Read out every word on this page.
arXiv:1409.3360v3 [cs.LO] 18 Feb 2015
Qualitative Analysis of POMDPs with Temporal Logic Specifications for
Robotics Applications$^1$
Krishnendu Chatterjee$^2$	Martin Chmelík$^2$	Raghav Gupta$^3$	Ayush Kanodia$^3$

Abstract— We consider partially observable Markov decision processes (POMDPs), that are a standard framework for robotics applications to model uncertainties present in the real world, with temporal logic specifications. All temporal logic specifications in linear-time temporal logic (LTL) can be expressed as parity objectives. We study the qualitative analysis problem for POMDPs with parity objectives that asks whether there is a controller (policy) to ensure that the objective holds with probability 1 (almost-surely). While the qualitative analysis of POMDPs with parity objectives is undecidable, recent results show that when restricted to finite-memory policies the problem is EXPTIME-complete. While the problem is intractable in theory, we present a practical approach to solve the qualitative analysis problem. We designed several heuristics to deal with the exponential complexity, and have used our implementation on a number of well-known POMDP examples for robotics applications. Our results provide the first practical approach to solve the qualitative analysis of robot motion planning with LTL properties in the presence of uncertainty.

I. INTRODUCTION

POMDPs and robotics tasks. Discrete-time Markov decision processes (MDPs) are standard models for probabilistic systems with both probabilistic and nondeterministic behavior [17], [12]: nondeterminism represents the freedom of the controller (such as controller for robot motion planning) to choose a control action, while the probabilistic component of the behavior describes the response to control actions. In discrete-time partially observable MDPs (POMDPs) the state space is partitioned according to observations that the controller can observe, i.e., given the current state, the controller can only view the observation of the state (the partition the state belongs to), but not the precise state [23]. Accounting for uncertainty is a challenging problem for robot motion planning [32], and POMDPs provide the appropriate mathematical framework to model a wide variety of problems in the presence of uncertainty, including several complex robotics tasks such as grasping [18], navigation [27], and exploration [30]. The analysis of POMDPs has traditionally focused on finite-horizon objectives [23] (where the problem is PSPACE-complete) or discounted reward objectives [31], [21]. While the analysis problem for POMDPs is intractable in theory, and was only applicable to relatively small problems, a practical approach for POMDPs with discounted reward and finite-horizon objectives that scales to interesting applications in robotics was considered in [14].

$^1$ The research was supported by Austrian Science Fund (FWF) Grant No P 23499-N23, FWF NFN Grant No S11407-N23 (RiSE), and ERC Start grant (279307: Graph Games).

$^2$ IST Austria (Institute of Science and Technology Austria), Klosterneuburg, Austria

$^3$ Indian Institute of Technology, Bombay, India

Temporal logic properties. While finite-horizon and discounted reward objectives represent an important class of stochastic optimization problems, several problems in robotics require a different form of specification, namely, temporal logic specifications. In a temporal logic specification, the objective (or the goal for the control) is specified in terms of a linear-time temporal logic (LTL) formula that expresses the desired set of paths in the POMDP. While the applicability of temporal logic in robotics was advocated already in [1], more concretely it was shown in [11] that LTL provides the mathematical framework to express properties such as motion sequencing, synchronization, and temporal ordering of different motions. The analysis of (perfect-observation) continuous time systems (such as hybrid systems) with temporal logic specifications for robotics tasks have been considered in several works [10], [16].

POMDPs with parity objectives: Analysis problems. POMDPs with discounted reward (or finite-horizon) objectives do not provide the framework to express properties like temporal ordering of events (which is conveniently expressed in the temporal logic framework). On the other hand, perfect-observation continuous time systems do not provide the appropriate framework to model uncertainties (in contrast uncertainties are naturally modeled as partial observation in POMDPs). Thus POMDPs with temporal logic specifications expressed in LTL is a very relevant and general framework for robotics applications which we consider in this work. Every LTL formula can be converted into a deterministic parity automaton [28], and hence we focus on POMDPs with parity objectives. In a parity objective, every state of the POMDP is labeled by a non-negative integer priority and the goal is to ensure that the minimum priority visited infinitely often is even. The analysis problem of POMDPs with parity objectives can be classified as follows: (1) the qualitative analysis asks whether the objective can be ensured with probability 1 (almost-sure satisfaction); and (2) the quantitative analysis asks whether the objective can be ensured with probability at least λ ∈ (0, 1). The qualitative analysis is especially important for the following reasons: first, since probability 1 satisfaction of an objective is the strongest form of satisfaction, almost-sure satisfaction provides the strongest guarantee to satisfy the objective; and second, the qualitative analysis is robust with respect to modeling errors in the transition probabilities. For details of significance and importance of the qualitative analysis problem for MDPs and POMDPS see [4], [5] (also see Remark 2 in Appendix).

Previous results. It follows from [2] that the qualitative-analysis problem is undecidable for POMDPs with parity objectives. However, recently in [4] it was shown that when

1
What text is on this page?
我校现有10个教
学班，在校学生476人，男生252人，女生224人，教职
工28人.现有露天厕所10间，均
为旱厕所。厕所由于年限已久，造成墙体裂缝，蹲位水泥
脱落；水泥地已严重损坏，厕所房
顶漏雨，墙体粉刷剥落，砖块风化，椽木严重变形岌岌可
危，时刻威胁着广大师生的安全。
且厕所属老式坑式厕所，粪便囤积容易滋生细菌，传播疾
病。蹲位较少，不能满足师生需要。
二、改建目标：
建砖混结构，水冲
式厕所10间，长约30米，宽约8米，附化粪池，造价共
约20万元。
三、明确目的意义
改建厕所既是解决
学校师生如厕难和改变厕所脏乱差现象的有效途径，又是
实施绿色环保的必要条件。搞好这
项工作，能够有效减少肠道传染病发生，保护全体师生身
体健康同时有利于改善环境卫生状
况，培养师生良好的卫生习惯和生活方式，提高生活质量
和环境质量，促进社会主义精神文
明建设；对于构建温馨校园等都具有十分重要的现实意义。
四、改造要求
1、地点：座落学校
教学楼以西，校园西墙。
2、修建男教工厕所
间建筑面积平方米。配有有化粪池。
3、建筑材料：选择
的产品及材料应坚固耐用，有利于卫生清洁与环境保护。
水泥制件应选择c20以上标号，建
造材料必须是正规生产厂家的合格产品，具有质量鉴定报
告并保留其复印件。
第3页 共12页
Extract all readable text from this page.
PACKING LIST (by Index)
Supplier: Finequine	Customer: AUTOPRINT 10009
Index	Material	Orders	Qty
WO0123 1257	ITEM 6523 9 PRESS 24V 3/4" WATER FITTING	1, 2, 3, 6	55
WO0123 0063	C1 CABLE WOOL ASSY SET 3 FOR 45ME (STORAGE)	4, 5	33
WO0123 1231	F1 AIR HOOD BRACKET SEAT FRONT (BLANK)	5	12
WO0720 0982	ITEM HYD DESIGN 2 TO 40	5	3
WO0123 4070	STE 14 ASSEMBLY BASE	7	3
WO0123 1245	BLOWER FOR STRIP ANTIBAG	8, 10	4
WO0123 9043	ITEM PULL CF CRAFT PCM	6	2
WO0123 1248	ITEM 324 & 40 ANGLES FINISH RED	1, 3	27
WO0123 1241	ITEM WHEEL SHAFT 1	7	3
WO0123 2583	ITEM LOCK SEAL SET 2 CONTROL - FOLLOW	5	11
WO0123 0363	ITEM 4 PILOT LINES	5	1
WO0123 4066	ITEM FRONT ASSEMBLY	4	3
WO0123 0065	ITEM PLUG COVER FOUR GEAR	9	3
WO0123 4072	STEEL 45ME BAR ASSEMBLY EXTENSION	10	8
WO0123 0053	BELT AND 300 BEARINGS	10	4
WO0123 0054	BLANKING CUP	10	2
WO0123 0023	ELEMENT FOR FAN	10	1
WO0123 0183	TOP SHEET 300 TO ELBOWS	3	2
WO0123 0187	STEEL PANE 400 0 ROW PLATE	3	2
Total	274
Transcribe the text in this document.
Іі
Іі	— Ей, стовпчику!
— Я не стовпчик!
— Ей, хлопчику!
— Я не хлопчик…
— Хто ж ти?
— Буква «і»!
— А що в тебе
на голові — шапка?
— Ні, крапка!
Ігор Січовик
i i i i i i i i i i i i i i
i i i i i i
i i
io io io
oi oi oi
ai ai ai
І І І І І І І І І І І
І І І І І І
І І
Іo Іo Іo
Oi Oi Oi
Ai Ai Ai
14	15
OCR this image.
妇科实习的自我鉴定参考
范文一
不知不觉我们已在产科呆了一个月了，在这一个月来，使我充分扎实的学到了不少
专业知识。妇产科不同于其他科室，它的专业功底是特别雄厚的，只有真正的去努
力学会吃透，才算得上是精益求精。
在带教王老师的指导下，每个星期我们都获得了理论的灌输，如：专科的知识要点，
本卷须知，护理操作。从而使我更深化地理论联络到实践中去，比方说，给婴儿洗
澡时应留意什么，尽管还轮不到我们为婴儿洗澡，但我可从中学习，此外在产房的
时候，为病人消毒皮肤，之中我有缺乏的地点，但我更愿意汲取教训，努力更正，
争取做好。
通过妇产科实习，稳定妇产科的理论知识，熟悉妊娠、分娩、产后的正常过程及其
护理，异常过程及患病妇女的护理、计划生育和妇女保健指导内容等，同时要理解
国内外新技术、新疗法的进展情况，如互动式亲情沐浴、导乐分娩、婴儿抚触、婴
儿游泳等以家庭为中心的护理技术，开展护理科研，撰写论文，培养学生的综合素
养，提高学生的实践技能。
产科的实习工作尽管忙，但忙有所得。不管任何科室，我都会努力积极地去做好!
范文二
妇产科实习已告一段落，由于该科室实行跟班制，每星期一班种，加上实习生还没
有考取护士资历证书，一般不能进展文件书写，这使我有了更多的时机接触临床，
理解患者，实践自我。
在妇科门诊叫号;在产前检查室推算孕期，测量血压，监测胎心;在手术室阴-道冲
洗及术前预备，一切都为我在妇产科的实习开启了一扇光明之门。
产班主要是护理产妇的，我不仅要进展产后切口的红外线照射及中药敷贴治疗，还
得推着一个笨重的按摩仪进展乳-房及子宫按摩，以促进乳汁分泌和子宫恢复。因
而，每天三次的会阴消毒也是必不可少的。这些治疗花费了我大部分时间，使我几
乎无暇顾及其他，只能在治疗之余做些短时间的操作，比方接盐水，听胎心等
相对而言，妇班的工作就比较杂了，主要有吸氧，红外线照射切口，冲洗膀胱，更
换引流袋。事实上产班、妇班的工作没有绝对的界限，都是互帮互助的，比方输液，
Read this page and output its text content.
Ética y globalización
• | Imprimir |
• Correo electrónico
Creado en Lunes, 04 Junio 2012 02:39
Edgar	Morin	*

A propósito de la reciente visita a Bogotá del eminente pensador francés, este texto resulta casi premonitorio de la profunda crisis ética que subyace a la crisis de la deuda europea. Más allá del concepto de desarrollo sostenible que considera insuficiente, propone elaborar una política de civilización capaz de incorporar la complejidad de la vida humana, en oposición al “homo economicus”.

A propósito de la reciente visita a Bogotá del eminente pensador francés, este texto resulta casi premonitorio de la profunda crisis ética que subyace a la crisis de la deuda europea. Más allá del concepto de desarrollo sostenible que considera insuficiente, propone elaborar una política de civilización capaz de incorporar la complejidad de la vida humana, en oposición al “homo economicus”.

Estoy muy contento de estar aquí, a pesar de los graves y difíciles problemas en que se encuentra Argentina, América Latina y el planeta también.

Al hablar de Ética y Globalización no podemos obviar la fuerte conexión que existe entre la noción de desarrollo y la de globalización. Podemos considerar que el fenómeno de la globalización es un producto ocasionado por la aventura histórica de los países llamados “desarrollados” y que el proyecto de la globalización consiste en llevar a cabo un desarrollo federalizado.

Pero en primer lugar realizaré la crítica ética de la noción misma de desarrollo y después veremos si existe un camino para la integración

______

WHAT YOU ARE ASKED TO DO -
Look through the material and copy each line that has "when".

OUTPUT FOR THIS TASK -
Abstract— We consider partially observable Markov decision processes (POMDPs), that are a standard framework for robotics applications to model uncertainties present in the real world, with temporal logic specifications. All temporal logic specifications in linear-time temporal logic (LTL) can be expressed as parity objectives. We study the qualitative analysis problem for POMDPs with parity objectives that asks whether there is a controller (policy) to ensure that the objective holds with probability 1 (almost-surely). While the qualitative analysis of POMDPs with parity objectives is undecidable, recent results show that when restricted to finite-memory policies the problem is EXPTIME-complete. While the problem is intractable in theory, we present a practical approach to solve the qualitative analysis problem. We designed several heuristics to deal with the exponential complexity, and have used our implementation on a number of well-known POMDP examples for robotics applications. Our results provide the first practical approach to solve the qualitative analysis of robot motion planning with LTL properties in the presence of uncertainty.
Previous results. It follows from [2] that the qualitative-analysis problem is undecidable for POMDPs with parity objectives. However, recently in [4] it was shown that when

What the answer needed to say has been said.